Objective: Rewrite the rows below, changing every occurrence of "data-point" to "plot-marker" and leaving everything else untouched.

Entries provided:

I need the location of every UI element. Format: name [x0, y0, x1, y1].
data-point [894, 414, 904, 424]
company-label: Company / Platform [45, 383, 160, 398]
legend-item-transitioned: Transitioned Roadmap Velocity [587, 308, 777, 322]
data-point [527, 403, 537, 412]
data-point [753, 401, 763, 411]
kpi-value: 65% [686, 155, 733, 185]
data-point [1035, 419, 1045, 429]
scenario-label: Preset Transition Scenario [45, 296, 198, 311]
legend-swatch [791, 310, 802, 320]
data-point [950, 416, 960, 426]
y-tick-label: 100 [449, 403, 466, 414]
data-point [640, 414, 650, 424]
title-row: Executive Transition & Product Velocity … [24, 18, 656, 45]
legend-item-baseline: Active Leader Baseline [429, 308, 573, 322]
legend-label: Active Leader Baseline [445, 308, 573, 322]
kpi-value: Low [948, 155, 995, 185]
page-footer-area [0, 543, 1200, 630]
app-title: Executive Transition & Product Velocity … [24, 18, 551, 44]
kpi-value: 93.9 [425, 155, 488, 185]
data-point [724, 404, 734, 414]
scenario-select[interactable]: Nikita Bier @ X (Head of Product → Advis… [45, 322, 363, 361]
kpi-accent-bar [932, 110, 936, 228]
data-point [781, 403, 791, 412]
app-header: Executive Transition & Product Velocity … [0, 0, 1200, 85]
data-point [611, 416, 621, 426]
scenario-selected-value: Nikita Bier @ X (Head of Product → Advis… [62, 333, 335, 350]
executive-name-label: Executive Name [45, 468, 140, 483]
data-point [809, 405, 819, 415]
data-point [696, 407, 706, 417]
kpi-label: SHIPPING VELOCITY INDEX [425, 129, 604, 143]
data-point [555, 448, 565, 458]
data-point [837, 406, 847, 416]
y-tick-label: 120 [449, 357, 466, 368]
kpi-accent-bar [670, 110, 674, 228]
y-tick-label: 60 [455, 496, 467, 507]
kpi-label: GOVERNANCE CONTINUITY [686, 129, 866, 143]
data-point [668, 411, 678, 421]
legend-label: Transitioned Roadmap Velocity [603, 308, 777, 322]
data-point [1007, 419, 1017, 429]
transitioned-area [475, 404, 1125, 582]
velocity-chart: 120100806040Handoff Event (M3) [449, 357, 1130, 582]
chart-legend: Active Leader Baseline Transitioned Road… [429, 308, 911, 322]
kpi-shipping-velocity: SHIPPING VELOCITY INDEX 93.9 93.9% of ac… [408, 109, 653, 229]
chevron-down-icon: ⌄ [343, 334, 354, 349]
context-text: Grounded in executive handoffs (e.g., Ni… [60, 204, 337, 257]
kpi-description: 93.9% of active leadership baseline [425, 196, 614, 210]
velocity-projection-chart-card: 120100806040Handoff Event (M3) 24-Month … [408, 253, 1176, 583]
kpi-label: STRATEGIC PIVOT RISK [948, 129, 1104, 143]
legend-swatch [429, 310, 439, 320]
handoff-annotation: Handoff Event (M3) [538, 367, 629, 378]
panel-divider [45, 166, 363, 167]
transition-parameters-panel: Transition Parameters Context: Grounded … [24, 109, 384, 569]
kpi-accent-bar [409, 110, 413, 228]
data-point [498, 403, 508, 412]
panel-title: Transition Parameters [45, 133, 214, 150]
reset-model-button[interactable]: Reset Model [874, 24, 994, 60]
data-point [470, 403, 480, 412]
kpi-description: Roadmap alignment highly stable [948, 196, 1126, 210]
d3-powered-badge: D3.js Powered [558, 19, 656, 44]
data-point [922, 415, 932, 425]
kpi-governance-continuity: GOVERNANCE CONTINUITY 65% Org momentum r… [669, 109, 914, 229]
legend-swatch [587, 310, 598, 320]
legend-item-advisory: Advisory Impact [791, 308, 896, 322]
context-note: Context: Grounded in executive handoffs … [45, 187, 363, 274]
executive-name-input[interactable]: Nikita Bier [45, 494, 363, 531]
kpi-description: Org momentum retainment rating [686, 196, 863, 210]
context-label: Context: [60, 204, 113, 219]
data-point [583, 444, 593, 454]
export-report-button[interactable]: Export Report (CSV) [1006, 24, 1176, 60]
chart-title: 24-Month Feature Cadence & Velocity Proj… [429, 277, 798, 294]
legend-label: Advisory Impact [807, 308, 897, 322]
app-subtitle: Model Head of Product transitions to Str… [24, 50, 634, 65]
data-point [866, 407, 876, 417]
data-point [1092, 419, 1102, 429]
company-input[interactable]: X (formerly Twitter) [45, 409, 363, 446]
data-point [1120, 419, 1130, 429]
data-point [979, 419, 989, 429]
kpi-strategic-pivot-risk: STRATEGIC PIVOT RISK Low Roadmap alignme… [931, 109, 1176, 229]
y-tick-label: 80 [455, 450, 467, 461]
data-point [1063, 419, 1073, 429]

Solution:
I need the location of every UI element. Format: name [x0, y0, x1, y1].
plot-marker [894, 414, 904, 424]
company-label: Company / Platform [45, 383, 160, 398]
legend-item-transitioned: Transitioned Roadmap Velocity [587, 308, 777, 322]
plot-marker [527, 403, 537, 412]
plot-marker [753, 401, 763, 411]
kpi-value: 65% [686, 155, 733, 185]
plot-marker [1035, 419, 1045, 429]
scenario-label: Preset Transition Scenario [45, 296, 198, 311]
legend-swatch [791, 310, 802, 320]
plot-marker [950, 416, 960, 426]
y-tick-label: 100 [449, 403, 466, 414]
plot-marker [640, 414, 650, 424]
title-row: Executive Transition & Product Velocity … [24, 18, 656, 45]
legend-item-baseline: Active Leader Baseline [429, 308, 573, 322]
legend-label: Active Leader Baseline [445, 308, 573, 322]
kpi-value: Low [948, 155, 995, 185]
page-footer-area [0, 543, 1200, 630]
app-title: Executive Transition & Product Velocity … [24, 18, 551, 44]
kpi-value: 93.9 [425, 155, 488, 185]
plot-marker [724, 404, 734, 414]
scenario-select[interactable]: Nikita Bier @ X (Head of Product → Advis… [45, 322, 363, 361]
kpi-accent-bar [932, 110, 936, 228]
plot-marker [781, 403, 791, 412]
app-header: Executive Transition & Product Velocity … [0, 0, 1200, 85]
plot-marker [611, 416, 621, 426]
scenario-selected-value: Nikita Bier @ X (Head of Product → Advis… [62, 333, 335, 350]
executive-name-label: Executive Name [45, 468, 140, 483]
plot-marker [809, 405, 819, 415]
plot-marker [696, 407, 706, 417]
kpi-label: SHIPPING VELOCITY INDEX [425, 129, 604, 143]
plot-marker [555, 448, 565, 458]
plot-marker [837, 406, 847, 416]
y-tick-label: 120 [449, 357, 466, 368]
kpi-accent-bar [670, 110, 674, 228]
y-tick-label: 60 [455, 496, 467, 507]
kpi-label: GOVERNANCE CONTINUITY [686, 129, 866, 143]
plot-marker [668, 411, 678, 421]
legend-label: Transitioned Roadmap Velocity [603, 308, 777, 322]
plot-marker [1007, 419, 1017, 429]
transitioned-area [475, 404, 1125, 582]
velocity-chart: 120100806040Handoff Event (M3) [449, 357, 1130, 582]
chart-legend: Active Leader Baseline Transitioned Road… [429, 308, 911, 322]
kpi-shipping-velocity: SHIPPING VELOCITY INDEX 93.9 93.9% of ac… [408, 109, 653, 229]
chevron-down-icon: ⌄ [343, 334, 354, 349]
context-text: Grounded in executive handoffs (e.g., Ni… [60, 204, 337, 257]
kpi-description: 93.9% of active leadership baseline [425, 196, 614, 210]
velocity-projection-chart-card: 120100806040Handoff Event (M3) 24-Month … [408, 253, 1176, 583]
kpi-label: STRATEGIC PIVOT RISK [948, 129, 1104, 143]
legend-swatch [429, 310, 439, 320]
handoff-annotation: Handoff Event (M3) [538, 367, 629, 378]
panel-divider [45, 166, 363, 167]
transition-parameters-panel: Transition Parameters Context: Grounded … [24, 109, 384, 569]
kpi-accent-bar [409, 110, 413, 228]
plot-marker [498, 403, 508, 412]
panel-title: Transition Parameters [45, 133, 214, 150]
reset-model-button[interactable]: Reset Model [874, 24, 994, 60]
plot-marker [470, 403, 480, 412]
kpi-description: Roadmap alignment highly stable [948, 196, 1126, 210]
d3-powered-badge: D3.js Powered [558, 19, 656, 44]
plot-marker [922, 415, 932, 425]
kpi-governance-continuity: GOVERNANCE CONTINUITY 65% Org momentum r… [669, 109, 914, 229]
legend-swatch [587, 310, 598, 320]
legend-item-advisory: Advisory Impact [791, 308, 896, 322]
context-note: Context: Grounded in executive handoffs … [45, 187, 363, 274]
executive-name-input[interactable]: Nikita Bier [45, 494, 363, 531]
kpi-description: Org momentum retainment rating [686, 196, 863, 210]
context-label: Context: [60, 204, 113, 219]
plot-marker [583, 444, 593, 454]
export-report-button[interactable]: Export Report (CSV) [1006, 24, 1176, 60]
chart-title: 24-Month Feature Cadence & Velocity Proj… [429, 277, 798, 294]
legend-label: Advisory Impact [807, 308, 897, 322]
app-subtitle: Model Head of Product transitions to Str… [24, 50, 634, 65]
plot-marker [866, 407, 876, 417]
plot-marker [1092, 419, 1102, 429]
company-input[interactable]: X (formerly Twitter) [45, 409, 363, 446]
plot-marker [1120, 419, 1130, 429]
plot-marker [979, 419, 989, 429]
kpi-strategic-pivot-risk: STRATEGIC PIVOT RISK Low Roadmap alignme… [931, 109, 1176, 229]
y-tick-label: 80 [455, 450, 467, 461]
plot-marker [1063, 419, 1073, 429]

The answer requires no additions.